TASK INSTRUCTIONS>
Could you copy the entries below word for word, starting with the first line and ending with the line that contains "The longitudinal axis X is at (737, 377).", including both of those lines?

MATERIAL FOR THE TASK>
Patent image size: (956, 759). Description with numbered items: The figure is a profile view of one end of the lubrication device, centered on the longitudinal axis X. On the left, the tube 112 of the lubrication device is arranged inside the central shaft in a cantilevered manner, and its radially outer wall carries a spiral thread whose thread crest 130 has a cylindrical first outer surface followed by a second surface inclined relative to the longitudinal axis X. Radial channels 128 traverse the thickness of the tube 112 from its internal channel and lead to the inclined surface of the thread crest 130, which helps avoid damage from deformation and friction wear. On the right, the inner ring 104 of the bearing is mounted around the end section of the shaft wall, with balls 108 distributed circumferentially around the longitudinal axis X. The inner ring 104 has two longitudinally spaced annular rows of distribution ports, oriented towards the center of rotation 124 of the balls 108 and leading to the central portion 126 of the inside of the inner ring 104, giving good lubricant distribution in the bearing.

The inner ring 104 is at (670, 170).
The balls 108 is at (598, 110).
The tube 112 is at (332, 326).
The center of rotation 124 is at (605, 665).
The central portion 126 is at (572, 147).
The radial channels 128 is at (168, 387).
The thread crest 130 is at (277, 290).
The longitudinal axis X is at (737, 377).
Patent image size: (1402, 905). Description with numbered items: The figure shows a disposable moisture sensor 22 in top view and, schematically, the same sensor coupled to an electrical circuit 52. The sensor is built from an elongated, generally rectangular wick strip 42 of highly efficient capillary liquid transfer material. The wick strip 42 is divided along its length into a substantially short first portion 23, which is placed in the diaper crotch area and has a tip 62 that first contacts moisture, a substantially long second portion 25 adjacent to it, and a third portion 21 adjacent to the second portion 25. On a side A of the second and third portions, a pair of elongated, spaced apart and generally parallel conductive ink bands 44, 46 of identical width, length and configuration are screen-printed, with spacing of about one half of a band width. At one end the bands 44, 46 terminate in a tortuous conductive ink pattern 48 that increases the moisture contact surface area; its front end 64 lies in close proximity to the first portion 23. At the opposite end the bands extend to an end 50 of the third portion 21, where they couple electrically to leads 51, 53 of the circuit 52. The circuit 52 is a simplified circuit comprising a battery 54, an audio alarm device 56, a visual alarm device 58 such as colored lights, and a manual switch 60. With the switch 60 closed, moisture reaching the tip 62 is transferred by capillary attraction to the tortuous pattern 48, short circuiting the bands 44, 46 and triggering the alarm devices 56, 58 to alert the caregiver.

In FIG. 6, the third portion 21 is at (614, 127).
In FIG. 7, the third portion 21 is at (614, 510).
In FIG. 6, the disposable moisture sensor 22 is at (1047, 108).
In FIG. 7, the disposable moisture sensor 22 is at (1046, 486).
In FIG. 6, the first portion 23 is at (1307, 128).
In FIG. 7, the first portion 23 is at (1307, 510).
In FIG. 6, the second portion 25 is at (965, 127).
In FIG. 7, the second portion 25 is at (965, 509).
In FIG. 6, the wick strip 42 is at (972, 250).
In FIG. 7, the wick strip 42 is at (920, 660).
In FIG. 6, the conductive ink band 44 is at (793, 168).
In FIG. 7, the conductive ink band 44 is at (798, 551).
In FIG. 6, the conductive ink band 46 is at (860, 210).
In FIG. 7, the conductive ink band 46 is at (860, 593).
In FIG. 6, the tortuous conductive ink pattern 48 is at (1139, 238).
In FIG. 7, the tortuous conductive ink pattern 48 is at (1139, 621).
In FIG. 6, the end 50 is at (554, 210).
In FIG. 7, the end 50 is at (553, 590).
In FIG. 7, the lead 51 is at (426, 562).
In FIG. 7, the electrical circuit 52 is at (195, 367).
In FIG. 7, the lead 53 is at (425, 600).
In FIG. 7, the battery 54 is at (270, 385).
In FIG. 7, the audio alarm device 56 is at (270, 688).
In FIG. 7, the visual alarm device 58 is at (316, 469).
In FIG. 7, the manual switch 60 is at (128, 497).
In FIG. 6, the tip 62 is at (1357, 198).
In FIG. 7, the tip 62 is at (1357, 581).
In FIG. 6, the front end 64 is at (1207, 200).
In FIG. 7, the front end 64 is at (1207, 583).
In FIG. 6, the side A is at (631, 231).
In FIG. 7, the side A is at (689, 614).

WORKED ANSWER>
Patent image size: (956, 759). Description with numbered items: The figure is a profile view of one end of the lubrication device, centered on the longitudinal axis X. On the left, the tube 112 of the lubrication device is arranged inside the central shaft in a cantilevered manner, and its radially outer wall carries a spiral thread whose thread crest 130 has a cylindrical first outer surface followed by a second surface inclined relative to the longitudinal axis X. Radial channels 128 traverse the thickness of the tube 112 from its internal channel and lead to the inclined surface of the thread crest 130, which helps avoid damage from deformation and friction wear. On the right, the inner ring 104 of the bearing is mounted around the end section of the shaft wall, with balls 108 distributed circumferentially around the longitudinal axis X. The inner ring 104 has two longitudinally spaced annular rows of distribution ports, oriented towards the center of rotation 124 of the balls 108 and leading to the central portion 126 of the inside of the inner ring 104, giving good lubricant distribution in the bearing.

The inner ring 104 is at (670, 170).
The balls 108 is at (598, 110).
The tube 112 is at (332, 326).
The center of rotation 124 is at (605, 665).
The central portion 126 is at (572, 147).
The radial channels 128 is at (168, 387).
The thread crest 130 is at (277, 290).
The longitudinal axis X is at (737, 377).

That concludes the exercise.